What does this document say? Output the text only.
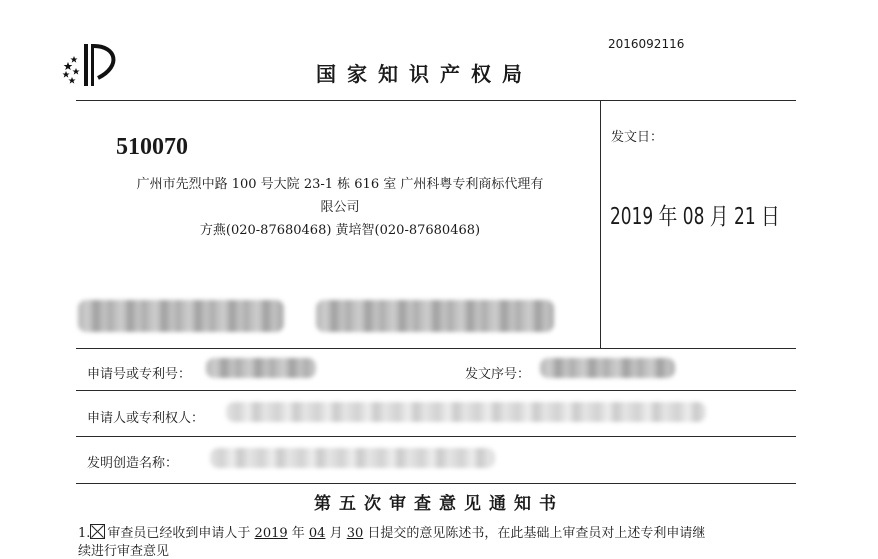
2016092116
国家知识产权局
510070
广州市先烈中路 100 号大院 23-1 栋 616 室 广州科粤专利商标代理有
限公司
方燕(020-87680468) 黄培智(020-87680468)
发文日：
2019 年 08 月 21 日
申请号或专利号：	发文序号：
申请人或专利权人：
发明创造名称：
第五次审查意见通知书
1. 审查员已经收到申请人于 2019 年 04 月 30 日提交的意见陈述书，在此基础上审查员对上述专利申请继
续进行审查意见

+++++

**TASK REQUIREMENTS**. Print all of the entries word for word. Omit the pictures they contain.

**RESPONSE BELOW**.
What does this document say? Output the text only.
2016092116
国家知识产权局
510070
广州市先烈中路 100 号大院 23-1 栋 616 室 广州科粤专利商标代理有
限公司
方燕(020-87680468) 黄培智(020-87680468)
发文日：
2019 年 08 月 21 日
申请号或专利号：	发文序号：
申请人或专利权人：
发明创造名称：
第五次审查意见通知书
1. 审查员已经收到申请人于 2019 年 04 月 30 日提交的意见陈述书，在此基础上审查员对上述专利申请继
续进行审查意见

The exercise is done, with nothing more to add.